• Records shown
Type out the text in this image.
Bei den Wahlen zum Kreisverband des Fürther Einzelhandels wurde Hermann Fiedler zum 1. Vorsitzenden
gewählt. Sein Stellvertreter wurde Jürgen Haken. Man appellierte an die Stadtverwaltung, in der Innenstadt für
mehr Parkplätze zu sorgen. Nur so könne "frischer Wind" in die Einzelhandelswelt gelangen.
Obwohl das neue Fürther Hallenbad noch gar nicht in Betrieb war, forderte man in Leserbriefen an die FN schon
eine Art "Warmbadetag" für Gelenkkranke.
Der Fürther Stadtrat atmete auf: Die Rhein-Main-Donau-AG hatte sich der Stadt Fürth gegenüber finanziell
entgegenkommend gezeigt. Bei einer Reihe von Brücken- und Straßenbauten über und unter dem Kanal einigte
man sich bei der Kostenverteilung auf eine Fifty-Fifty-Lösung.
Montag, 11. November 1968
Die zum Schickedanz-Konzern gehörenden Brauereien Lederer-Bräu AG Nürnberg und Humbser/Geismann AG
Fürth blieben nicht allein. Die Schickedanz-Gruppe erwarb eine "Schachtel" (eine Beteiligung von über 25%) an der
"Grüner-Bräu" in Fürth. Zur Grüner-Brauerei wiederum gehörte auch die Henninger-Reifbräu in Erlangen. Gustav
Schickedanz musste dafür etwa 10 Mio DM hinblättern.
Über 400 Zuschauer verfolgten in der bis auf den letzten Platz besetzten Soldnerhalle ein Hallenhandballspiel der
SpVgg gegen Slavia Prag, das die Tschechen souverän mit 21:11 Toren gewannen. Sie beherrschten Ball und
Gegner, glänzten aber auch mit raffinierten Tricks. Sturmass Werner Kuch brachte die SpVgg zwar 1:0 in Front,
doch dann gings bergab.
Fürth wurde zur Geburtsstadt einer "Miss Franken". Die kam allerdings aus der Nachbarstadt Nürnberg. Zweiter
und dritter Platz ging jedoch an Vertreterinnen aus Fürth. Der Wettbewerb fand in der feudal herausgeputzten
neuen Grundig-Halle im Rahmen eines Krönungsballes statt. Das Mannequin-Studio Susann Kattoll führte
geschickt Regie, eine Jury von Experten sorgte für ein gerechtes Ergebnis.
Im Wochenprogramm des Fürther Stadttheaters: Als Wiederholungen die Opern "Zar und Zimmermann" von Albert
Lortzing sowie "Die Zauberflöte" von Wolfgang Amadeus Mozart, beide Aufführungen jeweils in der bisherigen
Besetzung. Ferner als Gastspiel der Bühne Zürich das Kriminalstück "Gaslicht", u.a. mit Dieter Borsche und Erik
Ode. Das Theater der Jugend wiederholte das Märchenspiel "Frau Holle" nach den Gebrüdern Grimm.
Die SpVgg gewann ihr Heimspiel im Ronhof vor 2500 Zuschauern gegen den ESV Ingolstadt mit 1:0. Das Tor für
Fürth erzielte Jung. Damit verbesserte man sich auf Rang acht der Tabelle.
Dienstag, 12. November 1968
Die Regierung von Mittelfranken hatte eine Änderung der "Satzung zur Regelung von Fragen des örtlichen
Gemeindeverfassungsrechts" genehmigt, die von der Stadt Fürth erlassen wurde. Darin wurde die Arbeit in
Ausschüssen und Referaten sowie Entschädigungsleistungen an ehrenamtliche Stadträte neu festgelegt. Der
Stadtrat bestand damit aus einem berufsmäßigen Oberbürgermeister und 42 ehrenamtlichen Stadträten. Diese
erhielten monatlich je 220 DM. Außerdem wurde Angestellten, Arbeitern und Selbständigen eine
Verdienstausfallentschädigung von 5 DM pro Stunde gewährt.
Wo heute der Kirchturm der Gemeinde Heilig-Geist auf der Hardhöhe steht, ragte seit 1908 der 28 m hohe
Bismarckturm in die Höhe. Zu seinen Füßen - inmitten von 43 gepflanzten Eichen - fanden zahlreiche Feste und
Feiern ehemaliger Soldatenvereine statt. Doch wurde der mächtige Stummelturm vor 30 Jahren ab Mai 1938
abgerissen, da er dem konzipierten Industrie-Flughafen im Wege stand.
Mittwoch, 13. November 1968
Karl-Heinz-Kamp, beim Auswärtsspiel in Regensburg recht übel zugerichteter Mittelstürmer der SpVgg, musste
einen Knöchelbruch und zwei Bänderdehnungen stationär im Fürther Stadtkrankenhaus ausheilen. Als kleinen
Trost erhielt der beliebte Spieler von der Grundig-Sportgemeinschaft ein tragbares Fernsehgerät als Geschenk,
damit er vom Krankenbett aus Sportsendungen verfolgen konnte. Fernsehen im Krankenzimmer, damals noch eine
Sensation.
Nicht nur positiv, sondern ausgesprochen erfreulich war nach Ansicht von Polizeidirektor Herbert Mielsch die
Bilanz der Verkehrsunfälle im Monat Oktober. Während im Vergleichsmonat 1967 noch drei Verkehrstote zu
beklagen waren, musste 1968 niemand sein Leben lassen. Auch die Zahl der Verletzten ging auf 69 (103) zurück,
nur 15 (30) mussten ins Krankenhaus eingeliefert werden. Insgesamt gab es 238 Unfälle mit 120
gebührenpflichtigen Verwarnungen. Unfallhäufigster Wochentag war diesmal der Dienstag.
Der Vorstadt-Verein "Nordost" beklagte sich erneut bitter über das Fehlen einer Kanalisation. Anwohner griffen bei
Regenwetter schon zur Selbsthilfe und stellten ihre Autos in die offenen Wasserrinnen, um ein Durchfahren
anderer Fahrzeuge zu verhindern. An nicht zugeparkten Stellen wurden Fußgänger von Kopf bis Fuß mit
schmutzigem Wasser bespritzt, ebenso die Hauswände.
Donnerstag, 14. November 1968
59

• What you have to do
Find the lines with the string "schon" and reproduce them.

• Correct output
Obwohl das neue Fürther Hallenbad noch gar nicht in Betrieb war, forderte man in Leserbriefen an die FN schon
Regenwetter schon zur Selbsthilfe und stellten ihre Autos in die offenen Wasserrinnen, um ein Durchfahren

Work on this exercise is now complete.